(Entries with figure data)
◆ ◆ ◆ ◆ ◆ ◆ ◆

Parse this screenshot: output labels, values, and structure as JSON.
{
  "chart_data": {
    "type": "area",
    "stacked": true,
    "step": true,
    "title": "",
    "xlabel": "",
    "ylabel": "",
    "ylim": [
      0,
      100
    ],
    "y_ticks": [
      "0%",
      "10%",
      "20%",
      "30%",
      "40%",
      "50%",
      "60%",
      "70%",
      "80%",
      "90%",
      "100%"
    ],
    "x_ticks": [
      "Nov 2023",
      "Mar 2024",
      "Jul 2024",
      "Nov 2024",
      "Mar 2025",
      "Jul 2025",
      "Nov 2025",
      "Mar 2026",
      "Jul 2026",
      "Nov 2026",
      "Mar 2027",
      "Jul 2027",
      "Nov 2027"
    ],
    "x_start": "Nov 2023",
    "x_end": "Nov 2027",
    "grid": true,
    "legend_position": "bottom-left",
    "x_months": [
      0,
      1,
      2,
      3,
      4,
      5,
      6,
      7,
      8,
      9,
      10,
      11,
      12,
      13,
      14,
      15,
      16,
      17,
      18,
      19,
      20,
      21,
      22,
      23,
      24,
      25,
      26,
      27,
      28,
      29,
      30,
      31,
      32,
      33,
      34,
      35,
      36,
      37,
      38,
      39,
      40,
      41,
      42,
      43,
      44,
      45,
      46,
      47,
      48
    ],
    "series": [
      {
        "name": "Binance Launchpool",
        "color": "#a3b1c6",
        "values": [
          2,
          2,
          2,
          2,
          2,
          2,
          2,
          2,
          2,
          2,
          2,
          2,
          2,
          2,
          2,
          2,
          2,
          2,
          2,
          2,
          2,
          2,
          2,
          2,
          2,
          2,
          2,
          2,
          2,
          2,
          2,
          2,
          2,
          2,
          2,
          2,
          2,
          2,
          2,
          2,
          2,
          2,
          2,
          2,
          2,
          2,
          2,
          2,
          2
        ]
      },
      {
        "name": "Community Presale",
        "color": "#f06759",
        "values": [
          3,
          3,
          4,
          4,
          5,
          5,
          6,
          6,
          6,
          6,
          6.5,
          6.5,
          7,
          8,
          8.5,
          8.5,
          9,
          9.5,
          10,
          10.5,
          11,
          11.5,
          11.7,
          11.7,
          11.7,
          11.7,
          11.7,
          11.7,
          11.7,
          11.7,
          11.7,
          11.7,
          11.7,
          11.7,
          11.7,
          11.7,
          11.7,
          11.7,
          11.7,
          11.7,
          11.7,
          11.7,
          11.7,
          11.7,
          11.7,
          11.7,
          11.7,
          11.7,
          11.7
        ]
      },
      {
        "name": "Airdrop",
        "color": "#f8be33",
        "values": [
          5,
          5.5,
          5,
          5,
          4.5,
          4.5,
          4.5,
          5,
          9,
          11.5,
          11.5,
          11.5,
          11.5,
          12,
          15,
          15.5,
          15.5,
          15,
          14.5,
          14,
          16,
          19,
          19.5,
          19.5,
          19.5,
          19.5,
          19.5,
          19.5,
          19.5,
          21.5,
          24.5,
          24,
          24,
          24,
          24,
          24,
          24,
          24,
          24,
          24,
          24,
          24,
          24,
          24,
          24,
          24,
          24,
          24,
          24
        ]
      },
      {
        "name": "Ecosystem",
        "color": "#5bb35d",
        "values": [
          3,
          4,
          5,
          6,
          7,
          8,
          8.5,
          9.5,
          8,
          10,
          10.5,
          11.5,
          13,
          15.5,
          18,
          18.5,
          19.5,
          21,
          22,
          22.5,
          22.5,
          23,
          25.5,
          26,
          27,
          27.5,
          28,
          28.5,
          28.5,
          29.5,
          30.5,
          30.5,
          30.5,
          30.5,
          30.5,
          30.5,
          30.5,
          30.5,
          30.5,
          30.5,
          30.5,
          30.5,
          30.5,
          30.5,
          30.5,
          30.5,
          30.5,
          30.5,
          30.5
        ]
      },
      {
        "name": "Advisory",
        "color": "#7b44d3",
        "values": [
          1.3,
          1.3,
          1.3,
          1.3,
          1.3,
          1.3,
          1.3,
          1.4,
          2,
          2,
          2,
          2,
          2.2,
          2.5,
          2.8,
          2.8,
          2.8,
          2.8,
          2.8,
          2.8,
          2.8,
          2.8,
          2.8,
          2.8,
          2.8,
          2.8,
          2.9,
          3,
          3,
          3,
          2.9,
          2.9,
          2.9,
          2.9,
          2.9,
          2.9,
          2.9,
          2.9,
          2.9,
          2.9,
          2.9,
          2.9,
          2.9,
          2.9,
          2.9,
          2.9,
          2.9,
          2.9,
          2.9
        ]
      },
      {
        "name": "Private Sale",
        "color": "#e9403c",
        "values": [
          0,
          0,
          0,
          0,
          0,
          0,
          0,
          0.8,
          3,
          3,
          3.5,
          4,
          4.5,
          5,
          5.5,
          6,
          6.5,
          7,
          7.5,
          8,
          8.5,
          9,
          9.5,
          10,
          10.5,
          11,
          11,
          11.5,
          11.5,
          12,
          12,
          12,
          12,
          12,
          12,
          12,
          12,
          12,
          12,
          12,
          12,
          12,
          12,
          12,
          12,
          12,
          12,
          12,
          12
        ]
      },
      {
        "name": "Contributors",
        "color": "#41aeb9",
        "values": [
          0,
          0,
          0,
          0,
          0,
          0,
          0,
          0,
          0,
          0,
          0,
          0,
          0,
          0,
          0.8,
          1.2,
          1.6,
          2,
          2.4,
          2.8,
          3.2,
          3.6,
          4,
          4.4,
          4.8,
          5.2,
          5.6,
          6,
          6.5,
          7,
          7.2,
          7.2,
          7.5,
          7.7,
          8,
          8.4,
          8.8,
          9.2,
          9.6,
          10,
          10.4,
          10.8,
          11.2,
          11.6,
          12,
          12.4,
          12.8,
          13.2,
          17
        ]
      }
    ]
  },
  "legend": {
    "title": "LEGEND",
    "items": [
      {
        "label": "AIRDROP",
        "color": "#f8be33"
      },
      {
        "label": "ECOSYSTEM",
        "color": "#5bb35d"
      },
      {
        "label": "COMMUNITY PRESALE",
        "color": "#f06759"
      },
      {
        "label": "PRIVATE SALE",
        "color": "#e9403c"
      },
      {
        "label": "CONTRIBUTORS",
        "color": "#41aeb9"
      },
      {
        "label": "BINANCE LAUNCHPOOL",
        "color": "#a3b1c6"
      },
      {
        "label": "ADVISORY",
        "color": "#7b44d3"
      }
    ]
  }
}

◆ ◆ ◆ ◆ ◆ ◆ ◆

# [Task to complete]
Work out how many lines of the data above contain the string "name" and give the number alone.

# [Response for this exercise]
7